Given request: Gather each line of the entries below that includes "государственный".

%%

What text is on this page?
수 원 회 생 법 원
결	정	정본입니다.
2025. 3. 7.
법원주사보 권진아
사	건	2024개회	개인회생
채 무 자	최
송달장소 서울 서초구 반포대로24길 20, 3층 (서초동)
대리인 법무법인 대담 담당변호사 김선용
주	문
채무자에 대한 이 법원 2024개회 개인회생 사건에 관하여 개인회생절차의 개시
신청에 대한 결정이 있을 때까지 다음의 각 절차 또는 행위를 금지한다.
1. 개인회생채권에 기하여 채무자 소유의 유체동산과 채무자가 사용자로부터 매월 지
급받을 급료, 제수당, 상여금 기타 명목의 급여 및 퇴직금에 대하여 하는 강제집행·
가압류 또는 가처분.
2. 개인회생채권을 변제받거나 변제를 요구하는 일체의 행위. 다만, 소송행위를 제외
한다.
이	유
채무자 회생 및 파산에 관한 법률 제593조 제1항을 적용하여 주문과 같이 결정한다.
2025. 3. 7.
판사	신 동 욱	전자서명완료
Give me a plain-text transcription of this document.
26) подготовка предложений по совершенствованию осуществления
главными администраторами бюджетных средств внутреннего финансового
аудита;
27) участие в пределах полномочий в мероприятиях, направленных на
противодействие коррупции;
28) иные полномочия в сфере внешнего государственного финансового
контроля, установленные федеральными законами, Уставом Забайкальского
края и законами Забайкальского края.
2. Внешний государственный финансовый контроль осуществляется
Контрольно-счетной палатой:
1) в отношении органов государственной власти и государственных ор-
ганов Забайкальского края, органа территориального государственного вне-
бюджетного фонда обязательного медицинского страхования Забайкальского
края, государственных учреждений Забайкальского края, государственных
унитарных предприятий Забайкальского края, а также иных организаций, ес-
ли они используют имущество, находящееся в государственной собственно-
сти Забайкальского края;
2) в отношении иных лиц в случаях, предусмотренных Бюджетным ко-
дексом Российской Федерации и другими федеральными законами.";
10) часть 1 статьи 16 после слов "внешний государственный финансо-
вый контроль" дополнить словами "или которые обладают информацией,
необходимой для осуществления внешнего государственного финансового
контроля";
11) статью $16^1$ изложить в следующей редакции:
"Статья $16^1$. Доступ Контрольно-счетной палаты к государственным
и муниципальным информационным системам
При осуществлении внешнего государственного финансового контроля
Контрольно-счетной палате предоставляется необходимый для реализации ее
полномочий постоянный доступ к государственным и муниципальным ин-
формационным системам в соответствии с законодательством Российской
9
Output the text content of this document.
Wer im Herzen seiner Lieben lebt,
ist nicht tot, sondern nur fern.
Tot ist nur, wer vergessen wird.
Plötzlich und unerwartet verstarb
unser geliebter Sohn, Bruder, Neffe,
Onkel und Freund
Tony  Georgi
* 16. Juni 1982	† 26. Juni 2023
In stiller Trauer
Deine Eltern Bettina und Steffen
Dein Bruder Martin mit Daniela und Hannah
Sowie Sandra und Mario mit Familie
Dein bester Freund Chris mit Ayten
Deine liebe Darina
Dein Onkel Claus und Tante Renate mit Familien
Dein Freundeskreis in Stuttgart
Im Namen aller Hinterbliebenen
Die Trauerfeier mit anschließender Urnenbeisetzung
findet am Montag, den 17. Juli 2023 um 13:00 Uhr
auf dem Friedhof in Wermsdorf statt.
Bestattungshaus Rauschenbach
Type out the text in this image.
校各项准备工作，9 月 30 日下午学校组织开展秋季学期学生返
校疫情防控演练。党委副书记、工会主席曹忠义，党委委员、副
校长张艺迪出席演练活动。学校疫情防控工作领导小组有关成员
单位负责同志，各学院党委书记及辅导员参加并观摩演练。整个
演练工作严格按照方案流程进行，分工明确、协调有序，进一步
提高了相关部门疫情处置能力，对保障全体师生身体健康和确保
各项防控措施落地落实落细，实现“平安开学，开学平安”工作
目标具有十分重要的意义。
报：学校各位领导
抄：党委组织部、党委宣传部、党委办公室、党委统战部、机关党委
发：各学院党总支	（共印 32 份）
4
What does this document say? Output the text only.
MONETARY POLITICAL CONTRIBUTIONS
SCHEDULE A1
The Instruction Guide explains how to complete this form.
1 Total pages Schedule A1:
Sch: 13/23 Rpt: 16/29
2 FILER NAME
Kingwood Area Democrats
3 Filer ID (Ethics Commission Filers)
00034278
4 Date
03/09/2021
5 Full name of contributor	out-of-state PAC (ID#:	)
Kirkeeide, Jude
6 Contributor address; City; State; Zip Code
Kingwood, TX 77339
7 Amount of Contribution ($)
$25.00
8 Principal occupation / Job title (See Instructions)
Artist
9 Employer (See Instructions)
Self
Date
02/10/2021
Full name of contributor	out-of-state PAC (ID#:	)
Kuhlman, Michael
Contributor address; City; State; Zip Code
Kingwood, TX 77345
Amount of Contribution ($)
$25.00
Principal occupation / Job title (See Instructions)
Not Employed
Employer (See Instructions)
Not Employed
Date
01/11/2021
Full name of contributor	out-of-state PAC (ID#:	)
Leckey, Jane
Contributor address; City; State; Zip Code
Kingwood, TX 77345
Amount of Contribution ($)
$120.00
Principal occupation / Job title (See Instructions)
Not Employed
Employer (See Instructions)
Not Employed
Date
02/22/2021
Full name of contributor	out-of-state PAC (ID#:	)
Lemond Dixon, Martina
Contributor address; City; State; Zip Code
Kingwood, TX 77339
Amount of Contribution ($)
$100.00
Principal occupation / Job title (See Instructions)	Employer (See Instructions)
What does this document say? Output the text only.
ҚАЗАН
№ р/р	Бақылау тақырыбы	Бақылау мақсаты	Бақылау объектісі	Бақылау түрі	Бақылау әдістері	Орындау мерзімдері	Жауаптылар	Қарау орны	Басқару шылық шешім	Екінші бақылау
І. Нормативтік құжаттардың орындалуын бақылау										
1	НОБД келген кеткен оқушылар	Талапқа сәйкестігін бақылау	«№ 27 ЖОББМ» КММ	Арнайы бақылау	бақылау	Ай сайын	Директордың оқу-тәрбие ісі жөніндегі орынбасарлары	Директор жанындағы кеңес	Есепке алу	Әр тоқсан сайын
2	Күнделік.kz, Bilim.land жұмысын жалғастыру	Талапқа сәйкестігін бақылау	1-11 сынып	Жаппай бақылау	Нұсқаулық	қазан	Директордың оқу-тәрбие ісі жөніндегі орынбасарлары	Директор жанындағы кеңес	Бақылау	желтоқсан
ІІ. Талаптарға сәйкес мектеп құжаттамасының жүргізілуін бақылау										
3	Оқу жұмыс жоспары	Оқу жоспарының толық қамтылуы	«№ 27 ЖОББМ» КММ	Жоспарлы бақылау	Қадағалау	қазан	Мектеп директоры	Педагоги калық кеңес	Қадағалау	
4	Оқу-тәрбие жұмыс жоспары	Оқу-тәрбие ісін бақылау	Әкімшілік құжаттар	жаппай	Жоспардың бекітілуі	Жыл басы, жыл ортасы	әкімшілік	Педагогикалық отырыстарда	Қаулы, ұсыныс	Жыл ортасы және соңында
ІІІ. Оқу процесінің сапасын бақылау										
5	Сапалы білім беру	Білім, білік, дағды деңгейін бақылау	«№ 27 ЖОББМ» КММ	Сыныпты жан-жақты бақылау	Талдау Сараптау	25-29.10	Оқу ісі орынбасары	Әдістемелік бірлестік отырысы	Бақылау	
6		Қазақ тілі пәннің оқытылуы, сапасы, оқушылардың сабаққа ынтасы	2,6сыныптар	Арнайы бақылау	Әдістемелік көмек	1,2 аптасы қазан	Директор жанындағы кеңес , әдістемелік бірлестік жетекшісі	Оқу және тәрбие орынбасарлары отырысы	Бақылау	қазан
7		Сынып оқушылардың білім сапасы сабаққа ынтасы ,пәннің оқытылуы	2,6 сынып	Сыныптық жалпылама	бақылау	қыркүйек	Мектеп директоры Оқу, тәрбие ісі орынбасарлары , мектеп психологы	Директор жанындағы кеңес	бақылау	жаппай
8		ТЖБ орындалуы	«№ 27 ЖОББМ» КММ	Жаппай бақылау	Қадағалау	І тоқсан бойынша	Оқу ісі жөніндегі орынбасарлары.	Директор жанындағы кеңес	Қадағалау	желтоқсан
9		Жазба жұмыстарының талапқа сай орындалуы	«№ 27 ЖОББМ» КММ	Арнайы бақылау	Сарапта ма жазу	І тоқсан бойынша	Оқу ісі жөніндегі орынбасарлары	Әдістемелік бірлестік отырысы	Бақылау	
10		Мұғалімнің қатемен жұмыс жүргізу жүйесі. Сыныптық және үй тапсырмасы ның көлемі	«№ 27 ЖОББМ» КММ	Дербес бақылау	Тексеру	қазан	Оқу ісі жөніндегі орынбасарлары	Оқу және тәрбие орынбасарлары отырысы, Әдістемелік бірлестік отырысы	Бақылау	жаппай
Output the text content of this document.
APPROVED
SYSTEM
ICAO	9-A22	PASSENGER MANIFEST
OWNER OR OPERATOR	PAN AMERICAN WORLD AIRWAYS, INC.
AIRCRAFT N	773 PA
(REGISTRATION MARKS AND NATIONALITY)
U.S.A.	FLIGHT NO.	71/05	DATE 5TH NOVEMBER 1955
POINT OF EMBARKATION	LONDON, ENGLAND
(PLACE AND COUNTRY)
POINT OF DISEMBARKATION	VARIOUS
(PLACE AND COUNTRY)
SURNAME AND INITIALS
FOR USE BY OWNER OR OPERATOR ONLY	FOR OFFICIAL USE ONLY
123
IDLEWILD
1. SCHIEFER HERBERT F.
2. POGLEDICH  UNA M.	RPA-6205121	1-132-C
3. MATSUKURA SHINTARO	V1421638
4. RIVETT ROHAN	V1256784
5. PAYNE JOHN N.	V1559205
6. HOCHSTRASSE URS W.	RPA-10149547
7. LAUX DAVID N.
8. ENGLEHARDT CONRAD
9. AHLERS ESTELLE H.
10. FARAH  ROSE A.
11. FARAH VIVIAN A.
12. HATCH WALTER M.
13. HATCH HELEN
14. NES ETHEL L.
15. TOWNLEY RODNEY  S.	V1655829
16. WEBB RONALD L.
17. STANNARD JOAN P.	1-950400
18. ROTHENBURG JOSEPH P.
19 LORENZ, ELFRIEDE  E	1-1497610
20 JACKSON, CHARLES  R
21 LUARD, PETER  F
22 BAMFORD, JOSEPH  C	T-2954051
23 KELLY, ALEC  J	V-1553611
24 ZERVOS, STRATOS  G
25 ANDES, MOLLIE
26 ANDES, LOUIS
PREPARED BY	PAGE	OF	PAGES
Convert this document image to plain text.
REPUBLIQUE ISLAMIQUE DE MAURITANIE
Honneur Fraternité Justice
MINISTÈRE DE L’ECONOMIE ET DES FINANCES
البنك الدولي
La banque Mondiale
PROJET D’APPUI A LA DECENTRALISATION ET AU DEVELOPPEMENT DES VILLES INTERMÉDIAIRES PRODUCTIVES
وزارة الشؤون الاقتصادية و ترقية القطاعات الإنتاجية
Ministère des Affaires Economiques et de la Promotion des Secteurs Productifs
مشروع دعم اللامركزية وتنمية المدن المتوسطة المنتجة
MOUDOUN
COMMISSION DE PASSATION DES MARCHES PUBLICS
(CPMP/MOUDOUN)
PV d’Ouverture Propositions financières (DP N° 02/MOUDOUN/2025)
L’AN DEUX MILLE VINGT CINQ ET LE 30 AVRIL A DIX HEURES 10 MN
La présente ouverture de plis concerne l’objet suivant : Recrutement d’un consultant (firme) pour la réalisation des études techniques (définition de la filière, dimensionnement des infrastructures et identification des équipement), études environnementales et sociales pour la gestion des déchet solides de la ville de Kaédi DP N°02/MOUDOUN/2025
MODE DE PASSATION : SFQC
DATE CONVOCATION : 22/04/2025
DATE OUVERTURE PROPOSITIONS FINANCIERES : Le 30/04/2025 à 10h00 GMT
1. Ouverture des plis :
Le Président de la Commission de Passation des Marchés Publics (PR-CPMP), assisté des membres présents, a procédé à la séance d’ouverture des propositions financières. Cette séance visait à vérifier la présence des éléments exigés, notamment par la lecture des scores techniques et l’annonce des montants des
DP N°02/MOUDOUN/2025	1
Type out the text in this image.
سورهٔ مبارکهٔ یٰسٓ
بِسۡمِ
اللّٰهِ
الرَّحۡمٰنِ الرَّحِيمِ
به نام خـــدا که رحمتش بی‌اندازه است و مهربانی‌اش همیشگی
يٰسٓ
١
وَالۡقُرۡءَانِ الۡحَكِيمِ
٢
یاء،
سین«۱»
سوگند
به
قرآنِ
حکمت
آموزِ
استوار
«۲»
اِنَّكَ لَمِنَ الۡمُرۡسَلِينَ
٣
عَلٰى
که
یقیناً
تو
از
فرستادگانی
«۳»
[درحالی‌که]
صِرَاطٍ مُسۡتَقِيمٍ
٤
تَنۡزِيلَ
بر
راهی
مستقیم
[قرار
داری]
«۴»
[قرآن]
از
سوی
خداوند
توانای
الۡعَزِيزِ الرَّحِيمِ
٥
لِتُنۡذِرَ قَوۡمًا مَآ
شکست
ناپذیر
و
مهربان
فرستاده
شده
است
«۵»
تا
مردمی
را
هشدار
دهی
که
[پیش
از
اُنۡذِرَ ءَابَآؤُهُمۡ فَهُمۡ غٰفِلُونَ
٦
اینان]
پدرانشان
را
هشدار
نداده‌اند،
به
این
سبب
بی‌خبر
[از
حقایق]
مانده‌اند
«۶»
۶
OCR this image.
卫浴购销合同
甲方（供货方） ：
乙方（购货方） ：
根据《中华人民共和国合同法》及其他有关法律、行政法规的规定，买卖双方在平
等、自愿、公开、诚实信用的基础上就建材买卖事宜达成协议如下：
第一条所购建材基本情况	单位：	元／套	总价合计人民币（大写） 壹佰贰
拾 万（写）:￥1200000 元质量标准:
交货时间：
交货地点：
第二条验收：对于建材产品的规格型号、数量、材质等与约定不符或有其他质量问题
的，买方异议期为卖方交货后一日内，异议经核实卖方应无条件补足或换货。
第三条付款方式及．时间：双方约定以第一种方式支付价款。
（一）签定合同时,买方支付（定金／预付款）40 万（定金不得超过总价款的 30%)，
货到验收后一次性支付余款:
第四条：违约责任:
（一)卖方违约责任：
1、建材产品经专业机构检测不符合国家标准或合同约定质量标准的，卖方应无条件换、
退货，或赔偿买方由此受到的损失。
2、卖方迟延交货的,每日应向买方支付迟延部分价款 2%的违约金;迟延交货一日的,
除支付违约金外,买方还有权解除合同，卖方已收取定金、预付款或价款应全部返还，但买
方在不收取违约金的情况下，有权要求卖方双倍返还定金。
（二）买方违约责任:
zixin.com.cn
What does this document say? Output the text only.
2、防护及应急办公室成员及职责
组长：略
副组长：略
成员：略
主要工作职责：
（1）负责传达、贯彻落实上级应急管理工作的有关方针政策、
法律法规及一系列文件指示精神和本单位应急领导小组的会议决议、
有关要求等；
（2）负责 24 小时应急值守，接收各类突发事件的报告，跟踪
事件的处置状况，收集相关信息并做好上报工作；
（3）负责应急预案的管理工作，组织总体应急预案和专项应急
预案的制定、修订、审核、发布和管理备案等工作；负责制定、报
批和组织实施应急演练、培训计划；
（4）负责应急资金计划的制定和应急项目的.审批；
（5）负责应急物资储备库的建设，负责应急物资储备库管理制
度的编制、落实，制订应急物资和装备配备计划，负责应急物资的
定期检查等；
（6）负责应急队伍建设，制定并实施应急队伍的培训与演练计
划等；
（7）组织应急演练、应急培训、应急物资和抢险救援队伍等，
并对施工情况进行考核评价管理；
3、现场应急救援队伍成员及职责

%%

Solved exercise:
2. Внешний государственный финансовый контроль осуществляется
10) часть 1 статьи 16 после слов "внешний государственный финансо-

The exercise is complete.